REQUIREMENT:
Across the material below, how many lines contain the word "document"? Give only the number.

====== STORED DATA

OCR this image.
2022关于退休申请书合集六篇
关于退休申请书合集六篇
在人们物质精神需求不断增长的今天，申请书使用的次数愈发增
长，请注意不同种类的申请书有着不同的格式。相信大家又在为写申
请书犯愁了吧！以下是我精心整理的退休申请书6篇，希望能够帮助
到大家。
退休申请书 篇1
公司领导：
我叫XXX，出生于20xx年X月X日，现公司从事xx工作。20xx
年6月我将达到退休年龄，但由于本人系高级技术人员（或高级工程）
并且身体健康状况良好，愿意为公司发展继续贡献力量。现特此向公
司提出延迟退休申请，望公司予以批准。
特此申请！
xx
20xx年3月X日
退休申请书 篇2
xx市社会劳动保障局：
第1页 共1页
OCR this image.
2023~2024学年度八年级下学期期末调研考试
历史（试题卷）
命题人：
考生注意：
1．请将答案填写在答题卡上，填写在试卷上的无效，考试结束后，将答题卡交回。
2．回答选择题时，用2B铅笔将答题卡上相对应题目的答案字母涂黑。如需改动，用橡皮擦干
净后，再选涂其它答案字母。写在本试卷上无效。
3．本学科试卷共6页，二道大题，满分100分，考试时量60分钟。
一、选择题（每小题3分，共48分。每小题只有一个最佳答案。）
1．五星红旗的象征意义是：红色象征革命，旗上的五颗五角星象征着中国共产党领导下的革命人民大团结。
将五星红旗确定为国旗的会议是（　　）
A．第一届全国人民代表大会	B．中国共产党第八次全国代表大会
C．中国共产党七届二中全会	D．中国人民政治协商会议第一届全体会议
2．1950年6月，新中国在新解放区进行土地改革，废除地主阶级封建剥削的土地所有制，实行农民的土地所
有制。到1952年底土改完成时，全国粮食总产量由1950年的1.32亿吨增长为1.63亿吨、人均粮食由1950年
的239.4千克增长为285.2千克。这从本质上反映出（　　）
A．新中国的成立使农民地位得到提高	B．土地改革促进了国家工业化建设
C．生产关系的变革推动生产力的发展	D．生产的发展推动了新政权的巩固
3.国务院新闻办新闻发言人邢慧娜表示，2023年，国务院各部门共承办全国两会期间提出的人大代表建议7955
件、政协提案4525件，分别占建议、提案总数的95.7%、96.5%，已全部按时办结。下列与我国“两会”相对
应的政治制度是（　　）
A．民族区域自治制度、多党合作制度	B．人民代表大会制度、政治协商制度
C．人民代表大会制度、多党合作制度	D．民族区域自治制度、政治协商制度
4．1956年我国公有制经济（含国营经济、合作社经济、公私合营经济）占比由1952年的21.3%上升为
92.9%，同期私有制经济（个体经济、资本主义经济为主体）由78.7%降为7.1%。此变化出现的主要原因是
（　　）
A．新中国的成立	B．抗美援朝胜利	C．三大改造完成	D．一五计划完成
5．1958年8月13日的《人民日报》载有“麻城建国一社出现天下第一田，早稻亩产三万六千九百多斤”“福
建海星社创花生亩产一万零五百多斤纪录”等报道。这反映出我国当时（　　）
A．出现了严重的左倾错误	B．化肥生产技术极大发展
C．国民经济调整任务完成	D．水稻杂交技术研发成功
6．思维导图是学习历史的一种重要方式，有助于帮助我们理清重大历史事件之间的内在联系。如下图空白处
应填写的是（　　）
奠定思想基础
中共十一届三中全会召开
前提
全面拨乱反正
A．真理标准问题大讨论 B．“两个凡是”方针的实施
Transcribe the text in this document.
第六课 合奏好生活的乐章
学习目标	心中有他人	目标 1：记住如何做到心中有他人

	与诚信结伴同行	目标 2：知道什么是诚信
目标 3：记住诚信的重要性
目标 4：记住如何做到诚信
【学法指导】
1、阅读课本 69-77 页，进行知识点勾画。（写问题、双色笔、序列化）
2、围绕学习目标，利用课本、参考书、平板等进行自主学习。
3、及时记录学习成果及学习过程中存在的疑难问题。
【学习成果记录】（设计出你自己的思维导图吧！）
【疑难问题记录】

============
====== STORED DATA

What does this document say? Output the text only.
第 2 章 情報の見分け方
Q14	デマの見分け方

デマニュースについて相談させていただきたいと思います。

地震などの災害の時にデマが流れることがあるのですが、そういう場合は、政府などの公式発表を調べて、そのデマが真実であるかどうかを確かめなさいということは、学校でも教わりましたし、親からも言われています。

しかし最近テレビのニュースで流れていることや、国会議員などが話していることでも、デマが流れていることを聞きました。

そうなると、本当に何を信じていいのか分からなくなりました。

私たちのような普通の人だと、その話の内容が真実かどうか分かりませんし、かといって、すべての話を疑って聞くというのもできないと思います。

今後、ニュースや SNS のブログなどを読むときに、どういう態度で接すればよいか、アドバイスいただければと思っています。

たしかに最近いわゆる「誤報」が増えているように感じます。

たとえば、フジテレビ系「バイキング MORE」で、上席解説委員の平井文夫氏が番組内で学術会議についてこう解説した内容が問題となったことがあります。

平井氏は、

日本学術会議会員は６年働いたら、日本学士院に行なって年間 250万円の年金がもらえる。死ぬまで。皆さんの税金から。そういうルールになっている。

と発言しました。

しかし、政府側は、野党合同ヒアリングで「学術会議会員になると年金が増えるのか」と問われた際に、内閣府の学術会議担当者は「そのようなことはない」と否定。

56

============

TASK OUTPUT:
2